■ WORK REQUIRED: Report how many lines contain the word "content", with no other text.

■ EXTRACTED ENTRIES:
....................

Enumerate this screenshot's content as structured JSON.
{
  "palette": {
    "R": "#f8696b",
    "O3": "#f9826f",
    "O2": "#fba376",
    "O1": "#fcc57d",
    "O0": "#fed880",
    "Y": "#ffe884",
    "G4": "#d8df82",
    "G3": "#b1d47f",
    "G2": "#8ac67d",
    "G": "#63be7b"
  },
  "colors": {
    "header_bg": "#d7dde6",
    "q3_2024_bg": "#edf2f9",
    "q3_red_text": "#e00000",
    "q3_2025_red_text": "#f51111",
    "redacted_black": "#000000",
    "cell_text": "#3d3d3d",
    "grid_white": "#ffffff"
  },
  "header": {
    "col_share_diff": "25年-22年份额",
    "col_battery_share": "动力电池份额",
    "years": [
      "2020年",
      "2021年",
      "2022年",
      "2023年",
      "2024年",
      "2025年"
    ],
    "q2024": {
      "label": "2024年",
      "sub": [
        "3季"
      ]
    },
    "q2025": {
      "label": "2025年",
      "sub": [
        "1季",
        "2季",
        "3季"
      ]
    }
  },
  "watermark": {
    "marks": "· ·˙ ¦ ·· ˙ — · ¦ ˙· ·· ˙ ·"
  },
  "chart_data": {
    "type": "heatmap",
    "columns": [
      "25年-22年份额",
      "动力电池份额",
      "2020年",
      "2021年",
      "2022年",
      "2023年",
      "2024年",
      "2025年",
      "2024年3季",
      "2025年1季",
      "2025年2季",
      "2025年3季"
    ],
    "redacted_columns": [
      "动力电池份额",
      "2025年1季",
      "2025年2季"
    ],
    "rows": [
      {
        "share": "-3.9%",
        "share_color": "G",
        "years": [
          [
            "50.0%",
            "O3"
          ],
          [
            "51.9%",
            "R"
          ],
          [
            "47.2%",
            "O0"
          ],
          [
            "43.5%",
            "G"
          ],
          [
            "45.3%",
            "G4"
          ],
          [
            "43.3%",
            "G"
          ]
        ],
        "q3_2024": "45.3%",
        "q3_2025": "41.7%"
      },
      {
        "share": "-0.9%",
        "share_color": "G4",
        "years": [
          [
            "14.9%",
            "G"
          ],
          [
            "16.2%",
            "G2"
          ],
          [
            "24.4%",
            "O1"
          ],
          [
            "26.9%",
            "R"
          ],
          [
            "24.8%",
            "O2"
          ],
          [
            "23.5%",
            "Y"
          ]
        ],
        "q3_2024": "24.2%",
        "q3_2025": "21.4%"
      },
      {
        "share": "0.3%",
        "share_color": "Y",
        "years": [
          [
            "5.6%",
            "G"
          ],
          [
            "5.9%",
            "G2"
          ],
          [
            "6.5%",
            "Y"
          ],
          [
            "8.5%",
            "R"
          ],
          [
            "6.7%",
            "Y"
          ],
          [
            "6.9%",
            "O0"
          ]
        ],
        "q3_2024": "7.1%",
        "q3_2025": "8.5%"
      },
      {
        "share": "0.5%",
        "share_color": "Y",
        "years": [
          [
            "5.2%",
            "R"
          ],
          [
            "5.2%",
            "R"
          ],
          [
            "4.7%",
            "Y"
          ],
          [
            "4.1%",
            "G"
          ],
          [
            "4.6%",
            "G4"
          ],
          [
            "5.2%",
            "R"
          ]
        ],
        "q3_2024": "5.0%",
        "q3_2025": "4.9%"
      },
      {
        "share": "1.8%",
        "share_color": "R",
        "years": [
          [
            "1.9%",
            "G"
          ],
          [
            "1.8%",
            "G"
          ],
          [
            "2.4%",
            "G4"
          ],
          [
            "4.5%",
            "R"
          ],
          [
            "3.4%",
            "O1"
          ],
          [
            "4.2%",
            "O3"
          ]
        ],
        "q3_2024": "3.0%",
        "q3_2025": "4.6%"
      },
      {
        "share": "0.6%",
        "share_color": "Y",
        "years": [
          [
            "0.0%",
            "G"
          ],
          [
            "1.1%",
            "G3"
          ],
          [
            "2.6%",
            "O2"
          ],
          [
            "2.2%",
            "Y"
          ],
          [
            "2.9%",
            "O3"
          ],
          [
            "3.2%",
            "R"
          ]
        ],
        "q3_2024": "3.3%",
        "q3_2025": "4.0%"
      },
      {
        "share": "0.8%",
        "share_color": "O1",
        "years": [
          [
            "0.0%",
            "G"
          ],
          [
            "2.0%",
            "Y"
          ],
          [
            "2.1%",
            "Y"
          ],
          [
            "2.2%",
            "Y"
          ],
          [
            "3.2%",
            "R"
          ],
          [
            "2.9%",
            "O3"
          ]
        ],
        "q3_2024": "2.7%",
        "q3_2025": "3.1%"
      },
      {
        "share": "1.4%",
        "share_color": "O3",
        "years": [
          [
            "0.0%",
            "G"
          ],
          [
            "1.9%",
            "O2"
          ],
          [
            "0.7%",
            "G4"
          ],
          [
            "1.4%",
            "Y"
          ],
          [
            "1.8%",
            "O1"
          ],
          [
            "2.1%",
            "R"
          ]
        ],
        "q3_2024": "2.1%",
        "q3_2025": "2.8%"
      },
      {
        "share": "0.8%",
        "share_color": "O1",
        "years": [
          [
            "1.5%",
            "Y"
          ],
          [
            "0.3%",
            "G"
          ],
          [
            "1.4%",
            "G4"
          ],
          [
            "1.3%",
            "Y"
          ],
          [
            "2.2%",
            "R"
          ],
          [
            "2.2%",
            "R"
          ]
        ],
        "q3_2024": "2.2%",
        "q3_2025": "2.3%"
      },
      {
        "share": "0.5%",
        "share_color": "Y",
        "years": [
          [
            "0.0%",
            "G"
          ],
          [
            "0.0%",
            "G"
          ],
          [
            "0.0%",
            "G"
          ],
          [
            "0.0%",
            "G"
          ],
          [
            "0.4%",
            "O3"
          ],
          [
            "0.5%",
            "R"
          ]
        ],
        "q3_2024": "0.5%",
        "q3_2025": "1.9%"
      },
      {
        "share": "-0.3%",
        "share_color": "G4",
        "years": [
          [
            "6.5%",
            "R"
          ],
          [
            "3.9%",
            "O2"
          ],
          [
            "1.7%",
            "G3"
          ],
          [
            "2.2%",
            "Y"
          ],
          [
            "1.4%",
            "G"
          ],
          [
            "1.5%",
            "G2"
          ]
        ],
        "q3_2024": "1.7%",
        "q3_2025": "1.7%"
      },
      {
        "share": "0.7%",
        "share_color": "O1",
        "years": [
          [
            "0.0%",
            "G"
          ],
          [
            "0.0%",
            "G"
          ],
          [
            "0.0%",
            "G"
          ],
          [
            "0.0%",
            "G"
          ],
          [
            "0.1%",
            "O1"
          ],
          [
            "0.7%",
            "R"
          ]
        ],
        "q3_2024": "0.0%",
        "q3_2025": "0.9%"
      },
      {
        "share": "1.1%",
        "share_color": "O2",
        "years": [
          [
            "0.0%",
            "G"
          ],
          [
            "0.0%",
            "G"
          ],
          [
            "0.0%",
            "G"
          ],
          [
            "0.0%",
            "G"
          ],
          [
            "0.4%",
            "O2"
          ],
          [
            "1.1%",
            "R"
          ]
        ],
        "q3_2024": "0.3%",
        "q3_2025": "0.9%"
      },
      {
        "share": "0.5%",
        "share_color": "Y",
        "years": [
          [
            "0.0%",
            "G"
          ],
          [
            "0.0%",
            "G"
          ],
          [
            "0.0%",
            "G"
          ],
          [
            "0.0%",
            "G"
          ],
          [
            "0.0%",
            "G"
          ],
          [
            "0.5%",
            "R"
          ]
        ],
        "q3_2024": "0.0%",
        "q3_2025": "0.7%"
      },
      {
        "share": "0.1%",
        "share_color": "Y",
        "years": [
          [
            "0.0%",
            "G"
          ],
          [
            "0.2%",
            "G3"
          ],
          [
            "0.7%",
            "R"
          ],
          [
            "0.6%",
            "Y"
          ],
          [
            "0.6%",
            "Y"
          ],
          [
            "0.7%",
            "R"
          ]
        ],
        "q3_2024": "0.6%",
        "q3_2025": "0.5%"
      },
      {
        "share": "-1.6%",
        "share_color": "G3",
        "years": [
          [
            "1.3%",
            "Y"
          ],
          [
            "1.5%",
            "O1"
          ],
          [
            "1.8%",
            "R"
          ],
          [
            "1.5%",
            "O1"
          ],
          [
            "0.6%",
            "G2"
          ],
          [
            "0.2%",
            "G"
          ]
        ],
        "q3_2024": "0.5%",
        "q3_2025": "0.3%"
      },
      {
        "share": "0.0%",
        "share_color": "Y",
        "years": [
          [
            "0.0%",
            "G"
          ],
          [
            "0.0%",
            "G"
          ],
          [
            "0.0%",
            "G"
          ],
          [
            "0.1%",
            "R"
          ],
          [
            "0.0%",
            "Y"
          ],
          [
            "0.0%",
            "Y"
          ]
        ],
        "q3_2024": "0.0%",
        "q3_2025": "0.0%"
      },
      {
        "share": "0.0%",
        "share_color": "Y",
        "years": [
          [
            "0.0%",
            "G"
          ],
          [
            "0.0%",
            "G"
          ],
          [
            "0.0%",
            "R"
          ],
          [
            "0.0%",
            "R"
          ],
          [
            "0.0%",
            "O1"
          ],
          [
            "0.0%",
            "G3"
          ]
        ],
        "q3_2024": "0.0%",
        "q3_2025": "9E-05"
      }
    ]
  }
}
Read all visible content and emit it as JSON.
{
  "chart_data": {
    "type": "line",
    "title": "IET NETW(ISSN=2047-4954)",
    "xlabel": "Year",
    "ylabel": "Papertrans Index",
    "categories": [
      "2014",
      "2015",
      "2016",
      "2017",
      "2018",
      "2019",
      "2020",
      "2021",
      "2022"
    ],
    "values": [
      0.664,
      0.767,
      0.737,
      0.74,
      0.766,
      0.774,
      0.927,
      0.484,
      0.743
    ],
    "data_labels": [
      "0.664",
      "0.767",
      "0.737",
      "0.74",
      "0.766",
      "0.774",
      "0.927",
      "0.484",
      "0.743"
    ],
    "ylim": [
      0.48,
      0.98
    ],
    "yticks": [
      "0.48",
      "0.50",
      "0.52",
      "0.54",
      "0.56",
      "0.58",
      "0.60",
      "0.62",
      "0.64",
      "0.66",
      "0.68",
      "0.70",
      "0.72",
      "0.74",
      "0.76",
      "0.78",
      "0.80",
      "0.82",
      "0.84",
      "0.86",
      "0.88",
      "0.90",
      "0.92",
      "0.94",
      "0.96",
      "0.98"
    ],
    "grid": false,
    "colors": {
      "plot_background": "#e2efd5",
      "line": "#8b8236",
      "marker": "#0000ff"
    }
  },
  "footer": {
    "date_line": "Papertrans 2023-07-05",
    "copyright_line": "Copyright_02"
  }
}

....................

■ RESPONSE FOR THIS EXERCISE: 2